• Your instructions
Can you lay out each of the entries below as a JSON list of strings, with one string per line and blank lines omitted?

───── Records shown

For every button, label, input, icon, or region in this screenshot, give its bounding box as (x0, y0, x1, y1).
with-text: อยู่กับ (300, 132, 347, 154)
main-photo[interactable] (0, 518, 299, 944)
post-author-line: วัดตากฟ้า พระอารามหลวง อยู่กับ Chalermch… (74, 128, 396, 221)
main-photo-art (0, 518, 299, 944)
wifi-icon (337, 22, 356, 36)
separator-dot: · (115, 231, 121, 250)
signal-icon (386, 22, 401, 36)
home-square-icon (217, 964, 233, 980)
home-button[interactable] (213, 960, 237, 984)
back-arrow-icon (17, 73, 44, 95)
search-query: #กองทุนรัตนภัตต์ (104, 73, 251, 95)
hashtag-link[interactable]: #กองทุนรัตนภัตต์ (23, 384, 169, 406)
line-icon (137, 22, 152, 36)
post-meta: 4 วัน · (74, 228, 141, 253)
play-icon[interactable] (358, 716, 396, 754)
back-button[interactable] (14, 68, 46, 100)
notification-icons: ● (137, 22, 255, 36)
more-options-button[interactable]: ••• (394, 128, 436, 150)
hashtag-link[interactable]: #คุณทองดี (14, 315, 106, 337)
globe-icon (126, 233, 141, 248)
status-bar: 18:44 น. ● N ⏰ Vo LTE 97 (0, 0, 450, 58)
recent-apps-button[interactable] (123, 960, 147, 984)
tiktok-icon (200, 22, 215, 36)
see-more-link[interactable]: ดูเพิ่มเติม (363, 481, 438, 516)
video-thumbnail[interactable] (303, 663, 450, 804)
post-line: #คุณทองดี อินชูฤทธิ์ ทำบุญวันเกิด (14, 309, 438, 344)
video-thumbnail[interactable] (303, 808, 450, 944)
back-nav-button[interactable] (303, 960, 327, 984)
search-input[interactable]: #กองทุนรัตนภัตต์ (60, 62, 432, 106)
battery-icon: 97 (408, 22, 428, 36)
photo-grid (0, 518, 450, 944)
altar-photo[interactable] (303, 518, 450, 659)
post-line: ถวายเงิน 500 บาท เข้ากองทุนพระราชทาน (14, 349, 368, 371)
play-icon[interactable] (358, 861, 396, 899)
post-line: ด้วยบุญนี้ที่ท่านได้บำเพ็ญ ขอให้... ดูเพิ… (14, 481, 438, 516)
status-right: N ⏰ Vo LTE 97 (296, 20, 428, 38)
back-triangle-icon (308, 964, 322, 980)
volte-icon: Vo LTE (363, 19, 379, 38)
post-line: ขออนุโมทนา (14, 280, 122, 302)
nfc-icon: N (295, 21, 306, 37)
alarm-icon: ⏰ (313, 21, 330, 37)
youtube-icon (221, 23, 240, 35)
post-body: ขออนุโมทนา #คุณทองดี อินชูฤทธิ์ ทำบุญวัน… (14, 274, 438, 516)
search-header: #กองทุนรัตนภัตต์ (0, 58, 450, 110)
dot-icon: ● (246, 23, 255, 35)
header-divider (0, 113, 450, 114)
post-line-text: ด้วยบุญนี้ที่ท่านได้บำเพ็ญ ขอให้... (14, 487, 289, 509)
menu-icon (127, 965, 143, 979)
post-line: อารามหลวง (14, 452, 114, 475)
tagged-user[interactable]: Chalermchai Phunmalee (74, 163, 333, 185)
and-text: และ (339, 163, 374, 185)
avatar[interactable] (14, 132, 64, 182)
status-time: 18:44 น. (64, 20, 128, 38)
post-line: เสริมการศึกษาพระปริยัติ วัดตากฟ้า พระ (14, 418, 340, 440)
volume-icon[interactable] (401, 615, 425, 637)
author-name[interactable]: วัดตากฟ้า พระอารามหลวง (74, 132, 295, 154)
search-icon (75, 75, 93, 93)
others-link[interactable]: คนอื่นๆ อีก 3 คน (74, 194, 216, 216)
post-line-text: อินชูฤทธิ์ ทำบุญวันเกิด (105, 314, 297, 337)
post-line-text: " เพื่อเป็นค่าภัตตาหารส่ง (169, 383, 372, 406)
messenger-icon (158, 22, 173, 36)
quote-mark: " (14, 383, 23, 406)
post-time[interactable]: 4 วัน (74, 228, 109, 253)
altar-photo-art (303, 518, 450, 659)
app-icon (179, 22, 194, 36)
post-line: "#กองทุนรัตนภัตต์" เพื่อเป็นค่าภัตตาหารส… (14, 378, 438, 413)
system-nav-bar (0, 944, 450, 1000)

──────────

• Solution
[
  "For every button, label, input, icon, or region in this screenshot, give its bounding box as (x0, y0, x1, y1).",
  "with-text: อยู่กับ (300, 132, 347, 154)",
  "main-photo[interactable] (0, 518, 299, 944)",
  "post-author-line: วัดตากฟ้า พระอารามหลวง อยู่กับ Chalermch… (74, 128, 396, 221)",
  "main-photo-art (0, 518, 299, 944)",
  "wifi-icon (337, 22, 356, 36)",
  "separator-dot: · (115, 231, 121, 250)",
  "signal-icon (386, 22, 401, 36)",
  "home-square-icon (217, 964, 233, 980)",
  "home-button[interactable] (213, 960, 237, 984)",
  "back-arrow-icon (17, 73, 44, 95)",
  "search-query: #กองทุนรัตนภัตต์ (104, 73, 251, 95)",
  "hashtag-link[interactable]: #กองทุนรัตนภัตต์ (23, 384, 169, 406)",
  "line-icon (137, 22, 152, 36)",
  "post-meta: 4 วัน · (74, 228, 141, 253)",
  "play-icon[interactable] (358, 716, 396, 754)",
  "back-button[interactable] (14, 68, 46, 100)",
  "notification-icons: ● (137, 22, 255, 36)",
  "more-options-button[interactable]: ••• (394, 128, 436, 150)",
  "hashtag-link[interactable]: #คุณทองดี (14, 315, 106, 337)",
  "globe-icon (126, 233, 141, 248)",
  "status-bar: 18:44 น. ● N ⏰ Vo LTE 97 (0, 0, 450, 58)",
  "recent-apps-button[interactable] (123, 960, 147, 984)",
  "tiktok-icon (200, 22, 215, 36)",
  "see-more-link[interactable]: ดูเพิ่มเติม (363, 481, 438, 516)",
  "video-thumbnail[interactable] (303, 663, 450, 804)",
  "post-line: #คุณทองดี อินชูฤทธิ์ ทำบุญวันเกิด (14, 309, 438, 344)",
  "video-thumbnail[interactable] (303, 808, 450, 944)",
  "back-nav-button[interactable] (303, 960, 327, 984)",
  "search-input[interactable]: #กองทุนรัตนภัตต์ (60, 62, 432, 106)",
  "battery-icon: 97 (408, 22, 428, 36)",
  "photo-grid (0, 518, 450, 944)",
  "altar-photo[interactable] (303, 518, 450, 659)",
  "post-line: ถวายเงิน 500 บาท เข้ากองทุนพระราชทาน (14, 349, 368, 371)",
  "play-icon[interactable] (358, 861, 396, 899)",
  "post-line: ด้วยบุญนี้ที่ท่านได้บำเพ็ญ ขอให้... ดูเพิ… (14, 481, 438, 516)",
  "status-right: N ⏰ Vo LTE 97 (296, 20, 428, 38)",
  "back-triangle-icon (308, 964, 322, 980)",
  "volte-icon: Vo LTE (363, 19, 379, 38)",
  "post-line: ขออนุโมทนา (14, 280, 122, 302)",
  "nfc-icon: N (295, 21, 306, 37)",
  "alarm-icon: ⏰ (313, 21, 330, 37)",
  "youtube-icon (221, 23, 240, 35)",
  "post-body: ขออนุโมทนา #คุณทองดี อินชูฤทธิ์ ทำบุญวัน… (14, 274, 438, 516)",
  "search-header: #กองทุนรัตนภัตต์ (0, 58, 450, 110)",
  "dot-icon: ● (246, 23, 255, 35)",
  "header-divider (0, 113, 450, 114)",
  "post-line-text: ด้วยบุญนี้ที่ท่านได้บำเพ็ญ ขอให้... (14, 487, 289, 509)",
  "menu-icon (127, 965, 143, 979)",
  "post-line: อารามหลวง (14, 452, 114, 475)",
  "tagged-user[interactable]: Chalermchai Phunmalee (74, 163, 333, 185)",
  "and-text: และ (339, 163, 374, 185)",
  "avatar[interactable] (14, 132, 64, 182)",
  "status-time: 18:44 น. (64, 20, 128, 38)",
  "post-line: เสริมการศึกษาพระปริยัติ วัดตากฟ้า พระ (14, 418, 340, 440)",
  "volume-icon[interactable] (401, 615, 425, 637)",
  "author-name[interactable]: วัดตากฟ้า พระอารามหลวง (74, 132, 295, 154)",
  "search-icon (75, 75, 93, 93)",
  "others-link[interactable]: คนอื่นๆ อีก 3 คน (74, 194, 216, 216)",
  "post-line-text: อินชูฤทธิ์ ทำบุญวันเกิด (105, 314, 297, 337)",
  "post-line-text: \" เพื่อเป็นค่าภัตตาหารส่ง (169, 383, 372, 406)",
  "messenger-icon (158, 22, 173, 36)",
  "quote-mark: \" (14, 383, 23, 406)",
  "post-time[interactable]: 4 วัน (74, 228, 109, 253)",
  "altar-photo-art (303, 518, 450, 659)",
  "app-icon (179, 22, 194, 36)",
  "post-line: \"#กองทุนรัตนภัตต์\" เพื่อเป็นค่าภัตตาหารส… (14, 378, 438, 413)",
  "system-nav-bar (0, 944, 450, 1000)"
]